### WHAT NEEDS TO BE DONE
Copy out every line of the data below, keeping each one exactly the same.

[SUPPLIED ENTRIES start]

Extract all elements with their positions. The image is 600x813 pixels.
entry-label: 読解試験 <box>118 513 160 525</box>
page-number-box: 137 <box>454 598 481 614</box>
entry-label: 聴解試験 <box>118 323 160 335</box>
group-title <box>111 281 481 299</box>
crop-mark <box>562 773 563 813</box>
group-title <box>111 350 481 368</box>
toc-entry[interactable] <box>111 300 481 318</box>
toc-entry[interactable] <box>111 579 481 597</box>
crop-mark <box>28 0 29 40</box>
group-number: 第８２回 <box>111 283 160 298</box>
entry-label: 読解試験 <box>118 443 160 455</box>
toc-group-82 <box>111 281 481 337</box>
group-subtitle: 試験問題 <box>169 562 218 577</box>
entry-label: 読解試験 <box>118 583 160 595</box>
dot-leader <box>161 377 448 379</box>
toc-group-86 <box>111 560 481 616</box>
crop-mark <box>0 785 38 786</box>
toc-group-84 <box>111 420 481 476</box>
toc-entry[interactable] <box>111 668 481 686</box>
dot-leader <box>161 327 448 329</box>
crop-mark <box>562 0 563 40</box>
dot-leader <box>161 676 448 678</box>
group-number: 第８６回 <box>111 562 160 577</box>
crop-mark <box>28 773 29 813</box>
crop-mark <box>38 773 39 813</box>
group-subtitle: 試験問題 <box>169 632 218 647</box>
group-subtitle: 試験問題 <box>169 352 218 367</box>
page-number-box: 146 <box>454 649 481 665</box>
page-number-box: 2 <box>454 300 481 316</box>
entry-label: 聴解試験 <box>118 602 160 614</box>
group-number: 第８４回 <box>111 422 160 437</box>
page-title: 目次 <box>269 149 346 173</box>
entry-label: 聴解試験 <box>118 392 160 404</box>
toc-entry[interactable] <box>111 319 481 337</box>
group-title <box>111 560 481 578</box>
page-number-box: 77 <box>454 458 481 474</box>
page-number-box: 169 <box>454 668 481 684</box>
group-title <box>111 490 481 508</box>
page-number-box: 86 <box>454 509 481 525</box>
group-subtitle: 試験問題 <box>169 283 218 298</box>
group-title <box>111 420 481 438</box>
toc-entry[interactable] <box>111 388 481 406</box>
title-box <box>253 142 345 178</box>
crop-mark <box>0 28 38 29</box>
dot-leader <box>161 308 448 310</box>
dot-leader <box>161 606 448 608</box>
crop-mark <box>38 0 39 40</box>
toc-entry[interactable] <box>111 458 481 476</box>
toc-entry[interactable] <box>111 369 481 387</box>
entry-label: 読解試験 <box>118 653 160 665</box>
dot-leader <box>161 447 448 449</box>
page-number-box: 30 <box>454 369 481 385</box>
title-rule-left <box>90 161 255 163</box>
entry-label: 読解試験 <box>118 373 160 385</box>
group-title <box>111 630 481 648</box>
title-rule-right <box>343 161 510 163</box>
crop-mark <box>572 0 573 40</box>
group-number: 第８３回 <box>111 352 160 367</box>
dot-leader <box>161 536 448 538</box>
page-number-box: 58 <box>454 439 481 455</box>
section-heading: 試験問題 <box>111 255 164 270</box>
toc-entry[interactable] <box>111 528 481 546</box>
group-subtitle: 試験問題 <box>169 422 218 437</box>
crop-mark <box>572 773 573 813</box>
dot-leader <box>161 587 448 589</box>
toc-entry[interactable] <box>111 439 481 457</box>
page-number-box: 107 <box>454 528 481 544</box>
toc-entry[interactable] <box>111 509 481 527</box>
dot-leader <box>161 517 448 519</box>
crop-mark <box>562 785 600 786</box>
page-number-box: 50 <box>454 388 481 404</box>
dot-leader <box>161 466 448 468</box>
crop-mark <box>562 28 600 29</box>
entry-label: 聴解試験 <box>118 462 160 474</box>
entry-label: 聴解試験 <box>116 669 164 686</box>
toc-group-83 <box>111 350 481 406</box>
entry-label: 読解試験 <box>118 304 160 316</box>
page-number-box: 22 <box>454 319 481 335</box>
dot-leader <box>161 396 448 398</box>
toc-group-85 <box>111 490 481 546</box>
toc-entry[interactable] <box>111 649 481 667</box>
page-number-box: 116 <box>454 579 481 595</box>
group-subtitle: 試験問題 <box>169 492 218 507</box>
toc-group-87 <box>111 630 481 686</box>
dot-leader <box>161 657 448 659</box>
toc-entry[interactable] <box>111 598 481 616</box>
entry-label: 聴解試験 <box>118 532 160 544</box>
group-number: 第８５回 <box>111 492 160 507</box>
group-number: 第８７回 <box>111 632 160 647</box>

[SUPPLIED ENTRIES end]

### WRITTEN SOLUTION
Extract all elements with their positions. The image is 600x813 pixels.
entry-label: 読解試験 <box>118 513 160 525</box>
page-number-box: 137 <box>454 598 481 614</box>
entry-label: 聴解試験 <box>118 323 160 335</box>
group-title <box>111 281 481 299</box>
crop-mark <box>562 773 563 813</box>
group-title <box>111 350 481 368</box>
toc-entry[interactable] <box>111 300 481 318</box>
toc-entry[interactable] <box>111 579 481 597</box>
crop-mark <box>28 0 29 40</box>
group-number: 第８２回 <box>111 283 160 298</box>
entry-label: 読解試験 <box>118 443 160 455</box>
toc-group-82 <box>111 281 481 337</box>
group-subtitle: 試験問題 <box>169 562 218 577</box>
entry-label: 読解試験 <box>118 583 160 595</box>
dot-leader <box>161 377 448 379</box>
toc-group-86 <box>111 560 481 616</box>
crop-mark <box>0 785 38 786</box>
toc-group-84 <box>111 420 481 476</box>
toc-entry[interactable] <box>111 668 481 686</box>
dot-leader <box>161 327 448 329</box>
crop-mark <box>562 0 563 40</box>
dot-leader <box>161 676 448 678</box>
group-number: 第８６回 <box>111 562 160 577</box>
crop-mark <box>28 773 29 813</box>
crop-mark <box>38 773 39 813</box>
group-subtitle: 試験問題 <box>169 632 218 647</box>
group-subtitle: 試験問題 <box>169 352 218 367</box>
page-number-box: 146 <box>454 649 481 665</box>
page-number-box: 2 <box>454 300 481 316</box>
entry-label: 聴解試験 <box>118 602 160 614</box>
group-number: 第８４回 <box>111 422 160 437</box>
page-title: 目次 <box>269 149 346 173</box>
entry-label: 聴解試験 <box>118 392 160 404</box>
toc-entry[interactable] <box>111 319 481 337</box>
group-title <box>111 560 481 578</box>
page-number-box: 77 <box>454 458 481 474</box>
page-number-box: 169 <box>454 668 481 684</box>
group-title <box>111 490 481 508</box>
page-number-box: 86 <box>454 509 481 525</box>
group-subtitle: 試験問題 <box>169 283 218 298</box>
group-title <box>111 420 481 438</box>
toc-entry[interactable] <box>111 388 481 406</box>
title-box <box>253 142 345 178</box>
crop-mark <box>0 28 38 29</box>
dot-leader <box>161 308 448 310</box>
dot-leader <box>161 606 448 608</box>
crop-mark <box>38 0 39 40</box>
toc-entry[interactable] <box>111 458 481 476</box>
toc-entry[interactable] <box>111 369 481 387</box>
entry-label: 読解試験 <box>118 653 160 665</box>
dot-leader <box>161 447 448 449</box>
page-number-box: 30 <box>454 369 481 385</box>
title-rule-left <box>90 161 255 163</box>
entry-label: 読解試験 <box>118 373 160 385</box>
group-title <box>111 630 481 648</box>
title-rule-right <box>343 161 510 163</box>
crop-mark <box>572 0 573 40</box>
group-number: 第８３回 <box>111 352 160 367</box>
dot-leader <box>161 536 448 538</box>
page-number-box: 58 <box>454 439 481 455</box>
section-heading: 試験問題 <box>111 255 164 270</box>
toc-entry[interactable] <box>111 528 481 546</box>
group-subtitle: 試験問題 <box>169 422 218 437</box>
crop-mark <box>572 773 573 813</box>
dot-leader <box>161 587 448 589</box>
toc-entry[interactable] <box>111 439 481 457</box>
page-number-box: 107 <box>454 528 481 544</box>
toc-entry[interactable] <box>111 509 481 527</box>
dot-leader <box>161 517 448 519</box>
crop-mark <box>562 785 600 786</box>
page-number-box: 50 <box>454 388 481 404</box>
dot-leader <box>161 466 448 468</box>
crop-mark <box>562 28 600 29</box>
entry-label: 聴解試験 <box>118 462 160 474</box>
entry-label: 聴解試験 <box>116 669 164 686</box>
toc-group-83 <box>111 350 481 406</box>
entry-label: 読解試験 <box>118 304 160 316</box>
page-number-box: 22 <box>454 319 481 335</box>
dot-leader <box>161 396 448 398</box>
toc-group-85 <box>111 490 481 546</box>
toc-entry[interactable] <box>111 649 481 667</box>
page-number-box: 116 <box>454 579 481 595</box>
group-subtitle: 試験問題 <box>169 492 218 507</box>
toc-group-87 <box>111 630 481 686</box>
dot-leader <box>161 657 448 659</box>
toc-entry[interactable] <box>111 598 481 616</box>
entry-label: 聴解試験 <box>118 532 160 544</box>
group-number: 第８５回 <box>111 492 160 507</box>
group-number: 第８７回 <box>111 632 160 647</box>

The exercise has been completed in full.